WHAT YOU NEED TO DO: The records below must be written out exactly, with every picture left behind.

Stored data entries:
^^^^^^^^^^^^^^^^

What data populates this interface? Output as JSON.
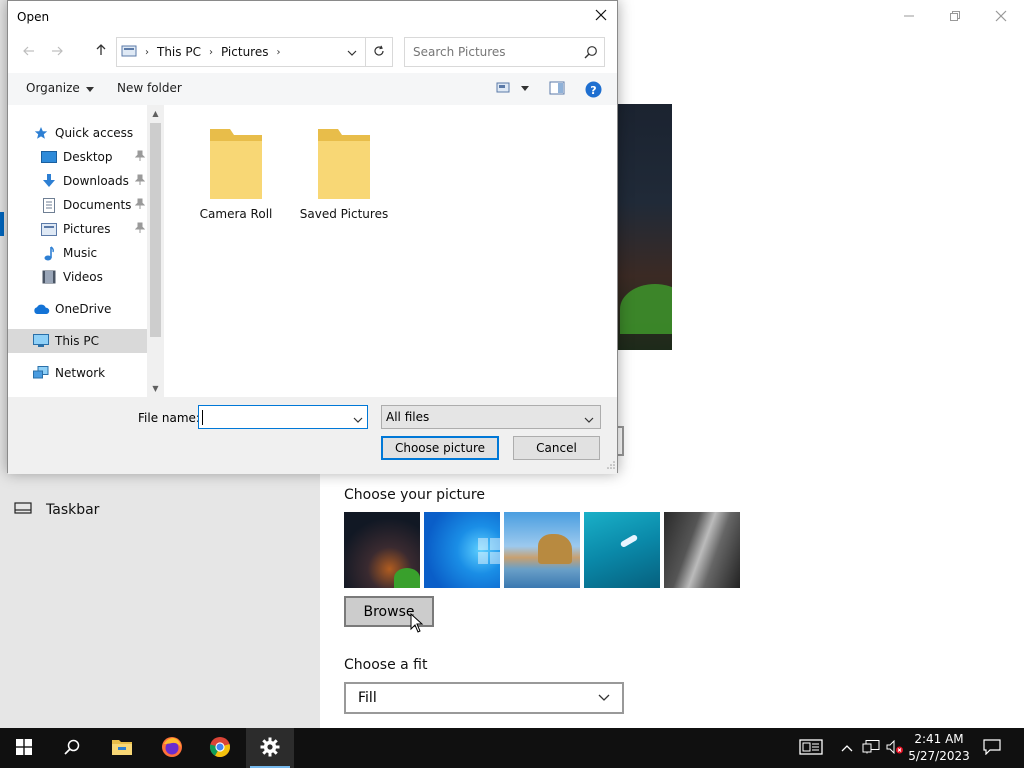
{
  "settings": {
    "nav_taskbar": "Taskbar",
    "choose_picture_label": "Choose your picture",
    "browse_label": "Browse",
    "choose_fit_label": "Choose a fit",
    "fit_value": "Fill",
    "thumbnails": [
      "thumbnail-night-sky-tent",
      "thumbnail-windows-blue",
      "thumbnail-beach-rocks",
      "thumbnail-underwater-swimmer",
      "thumbnail-rock-cliff"
    ]
  },
  "dialog": {
    "title": "Open",
    "breadcrumb": [
      "This PC",
      "Pictures"
    ],
    "search_placeholder": "Search Pictures",
    "toolbar": {
      "organize": "Organize",
      "new_folder": "New folder"
    },
    "nav_tree": {
      "quick_access": "Quick access",
      "desktop": "Desktop",
      "downloads": "Downloads",
      "documents": "Documents",
      "pictures": "Pictures",
      "music": "Music",
      "videos": "Videos",
      "onedrive": "OneDrive",
      "this_pc": "This PC",
      "network": "Network"
    },
    "folders": [
      "Camera Roll",
      "Saved Pictures"
    ],
    "file_name_label": "File name:",
    "file_name_value": "",
    "file_type": "All files",
    "choose_button": "Choose picture",
    "cancel_button": "Cancel"
  },
  "taskbar": {
    "time": "2:41 AM",
    "date": "5/27/2023"
  },
  "colors": {
    "accent": "#0078d7",
    "selected_nav": "#d9d9d9",
    "folder": "#f8d775"
  }
}
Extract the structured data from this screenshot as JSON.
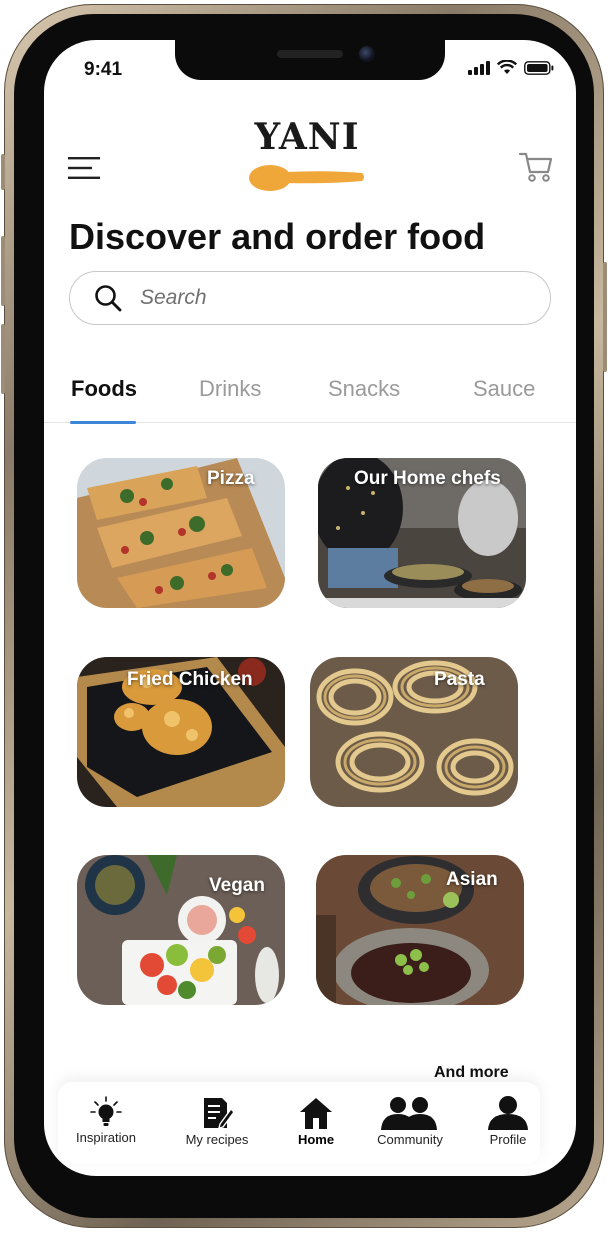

^^^^^^^^^^^^^^^^

SOLUTION:
What data populates this interface? Output as JSON.
{
  "settings": {
    "nav_taskbar": "Taskbar",
    "choose_picture_label": "Choose your picture",
    "browse_label": "Browse",
    "choose_fit_label": "Choose a fit",
    "fit_value": "Fill",
    "thumbnails": [
      "thumbnail-night-sky-tent",
      "thumbnail-windows-blue",
      "thumbnail-beach-rocks",
      "thumbnail-underwater-swimmer",
      "thumbnail-rock-cliff"
    ]
  },
  "dialog": {
    "title": "Open",
    "breadcrumb": [
      "This PC",
      "Pictures"
    ],
    "search_placeholder": "Search Pictures",
    "toolbar": {
      "organize": "Organize",
      "new_folder": "New folder"
    },
    "nav_tree": {
      "quick_access": "Quick access",
      "desktop": "Desktop",
      "downloads": "Downloads",
      "documents": "Documents",
      "pictures": "Pictures",
      "music": "Music",
      "videos": "Videos",
      "onedrive": "OneDrive",
      "this_pc": "This PC",
      "network": "Network"
    },
    "folders": [
      "Camera Roll",
      "Saved Pictures"
    ],
    "file_name_label": "File name:",
    "file_name_value": "",
    "file_type": "All files",
    "choose_button": "Choose picture",
    "cancel_button": "Cancel"
  },
  "taskbar": {
    "time": "2:41 AM",
    "date": "5/27/2023"
  },
  "colors": {
    "accent": "#0078d7",
    "selected_nav": "#d9d9d9",
    "folder": "#f8d775"
  }
}
Extract the structured data from this screenshot as JSON.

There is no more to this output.